• INPUT:
※

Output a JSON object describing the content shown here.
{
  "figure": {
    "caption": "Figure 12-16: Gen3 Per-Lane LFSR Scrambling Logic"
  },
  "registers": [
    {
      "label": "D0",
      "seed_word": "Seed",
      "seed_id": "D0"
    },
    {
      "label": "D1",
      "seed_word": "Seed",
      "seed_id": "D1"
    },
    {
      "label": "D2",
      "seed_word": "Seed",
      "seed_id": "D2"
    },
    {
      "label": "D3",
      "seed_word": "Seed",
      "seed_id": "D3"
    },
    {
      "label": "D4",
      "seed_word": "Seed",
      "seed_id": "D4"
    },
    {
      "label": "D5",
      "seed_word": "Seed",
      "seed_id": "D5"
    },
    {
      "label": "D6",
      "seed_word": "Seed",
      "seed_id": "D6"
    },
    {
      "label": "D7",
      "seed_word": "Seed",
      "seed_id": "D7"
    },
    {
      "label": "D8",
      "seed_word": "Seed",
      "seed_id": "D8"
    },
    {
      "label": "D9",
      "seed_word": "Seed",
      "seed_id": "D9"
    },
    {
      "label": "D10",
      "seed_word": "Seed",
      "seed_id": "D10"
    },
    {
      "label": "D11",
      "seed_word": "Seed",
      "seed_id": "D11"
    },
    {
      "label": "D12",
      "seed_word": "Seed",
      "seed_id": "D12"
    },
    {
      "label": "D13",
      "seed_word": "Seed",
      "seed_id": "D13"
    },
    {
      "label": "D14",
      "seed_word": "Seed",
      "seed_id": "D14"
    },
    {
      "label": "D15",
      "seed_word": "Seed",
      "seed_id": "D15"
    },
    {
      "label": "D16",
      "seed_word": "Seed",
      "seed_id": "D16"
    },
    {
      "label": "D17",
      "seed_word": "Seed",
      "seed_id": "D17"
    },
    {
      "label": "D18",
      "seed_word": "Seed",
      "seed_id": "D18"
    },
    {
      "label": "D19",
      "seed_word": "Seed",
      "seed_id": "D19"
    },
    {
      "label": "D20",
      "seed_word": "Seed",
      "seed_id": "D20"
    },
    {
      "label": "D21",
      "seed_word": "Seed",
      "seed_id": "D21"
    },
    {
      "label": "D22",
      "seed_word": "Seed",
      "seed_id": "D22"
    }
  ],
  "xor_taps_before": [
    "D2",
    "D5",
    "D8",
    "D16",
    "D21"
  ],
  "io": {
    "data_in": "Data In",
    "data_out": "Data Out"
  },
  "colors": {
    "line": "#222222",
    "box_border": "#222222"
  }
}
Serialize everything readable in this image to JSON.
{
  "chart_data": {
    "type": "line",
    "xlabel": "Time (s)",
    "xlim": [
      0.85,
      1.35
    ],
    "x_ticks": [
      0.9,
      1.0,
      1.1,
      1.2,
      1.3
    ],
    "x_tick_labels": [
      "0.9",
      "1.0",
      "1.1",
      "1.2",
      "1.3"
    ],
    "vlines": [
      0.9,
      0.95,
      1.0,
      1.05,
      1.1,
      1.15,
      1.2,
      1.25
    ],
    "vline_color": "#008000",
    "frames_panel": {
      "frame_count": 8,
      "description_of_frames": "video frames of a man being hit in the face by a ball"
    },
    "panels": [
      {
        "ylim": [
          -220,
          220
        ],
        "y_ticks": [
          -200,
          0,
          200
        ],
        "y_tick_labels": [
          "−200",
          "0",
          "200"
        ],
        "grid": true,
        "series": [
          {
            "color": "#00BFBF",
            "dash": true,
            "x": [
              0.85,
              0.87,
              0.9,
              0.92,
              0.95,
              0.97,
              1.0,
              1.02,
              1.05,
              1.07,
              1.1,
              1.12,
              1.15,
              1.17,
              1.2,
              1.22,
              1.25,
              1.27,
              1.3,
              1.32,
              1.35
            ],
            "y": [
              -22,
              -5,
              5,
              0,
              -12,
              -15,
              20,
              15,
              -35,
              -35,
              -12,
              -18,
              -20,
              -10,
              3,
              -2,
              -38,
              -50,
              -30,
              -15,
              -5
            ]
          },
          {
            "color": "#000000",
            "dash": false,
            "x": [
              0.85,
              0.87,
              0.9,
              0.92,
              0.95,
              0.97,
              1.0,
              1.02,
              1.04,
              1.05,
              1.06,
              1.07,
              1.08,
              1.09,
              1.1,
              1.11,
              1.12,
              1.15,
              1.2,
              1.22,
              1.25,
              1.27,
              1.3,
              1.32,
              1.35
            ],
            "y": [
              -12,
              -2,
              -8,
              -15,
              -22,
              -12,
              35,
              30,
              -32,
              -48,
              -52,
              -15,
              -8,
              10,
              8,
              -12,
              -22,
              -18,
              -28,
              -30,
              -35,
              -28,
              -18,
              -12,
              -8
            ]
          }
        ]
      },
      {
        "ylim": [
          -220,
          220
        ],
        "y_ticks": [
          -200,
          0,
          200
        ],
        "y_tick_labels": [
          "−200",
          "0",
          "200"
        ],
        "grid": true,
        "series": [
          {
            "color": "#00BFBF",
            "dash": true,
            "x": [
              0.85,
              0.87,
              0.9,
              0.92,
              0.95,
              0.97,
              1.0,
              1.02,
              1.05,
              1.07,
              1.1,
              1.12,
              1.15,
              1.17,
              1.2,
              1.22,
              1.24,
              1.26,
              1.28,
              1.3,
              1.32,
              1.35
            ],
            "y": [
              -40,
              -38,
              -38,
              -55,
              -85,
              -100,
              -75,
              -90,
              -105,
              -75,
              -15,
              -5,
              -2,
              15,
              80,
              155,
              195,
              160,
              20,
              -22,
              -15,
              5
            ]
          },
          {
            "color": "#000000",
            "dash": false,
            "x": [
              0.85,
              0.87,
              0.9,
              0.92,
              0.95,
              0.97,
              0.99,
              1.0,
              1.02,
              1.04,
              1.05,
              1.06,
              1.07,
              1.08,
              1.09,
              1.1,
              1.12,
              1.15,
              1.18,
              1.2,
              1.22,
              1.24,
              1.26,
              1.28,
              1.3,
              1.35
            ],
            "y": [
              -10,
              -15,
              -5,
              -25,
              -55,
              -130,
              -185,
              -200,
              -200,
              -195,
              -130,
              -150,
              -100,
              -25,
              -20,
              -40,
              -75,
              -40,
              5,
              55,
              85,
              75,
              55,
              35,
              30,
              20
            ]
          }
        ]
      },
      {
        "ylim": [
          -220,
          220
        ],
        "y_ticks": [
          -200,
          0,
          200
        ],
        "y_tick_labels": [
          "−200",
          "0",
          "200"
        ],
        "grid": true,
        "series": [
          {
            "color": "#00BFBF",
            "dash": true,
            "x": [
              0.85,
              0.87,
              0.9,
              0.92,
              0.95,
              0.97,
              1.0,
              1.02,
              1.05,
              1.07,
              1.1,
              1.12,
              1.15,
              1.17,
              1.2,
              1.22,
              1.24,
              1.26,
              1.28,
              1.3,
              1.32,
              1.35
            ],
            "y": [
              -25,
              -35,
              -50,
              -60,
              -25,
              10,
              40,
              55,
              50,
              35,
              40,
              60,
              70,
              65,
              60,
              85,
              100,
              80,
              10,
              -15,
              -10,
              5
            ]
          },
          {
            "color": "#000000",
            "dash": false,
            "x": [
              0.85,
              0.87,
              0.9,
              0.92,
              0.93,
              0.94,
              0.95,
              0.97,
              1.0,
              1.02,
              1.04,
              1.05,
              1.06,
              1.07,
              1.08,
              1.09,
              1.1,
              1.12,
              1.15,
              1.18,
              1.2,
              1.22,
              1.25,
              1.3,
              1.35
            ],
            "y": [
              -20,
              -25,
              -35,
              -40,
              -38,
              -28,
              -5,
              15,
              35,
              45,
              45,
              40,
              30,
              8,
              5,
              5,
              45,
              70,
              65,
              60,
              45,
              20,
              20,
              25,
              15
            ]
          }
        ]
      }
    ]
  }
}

※

Determine how many lines of the listing hold the word "JSON" and reply with that figure alone.

2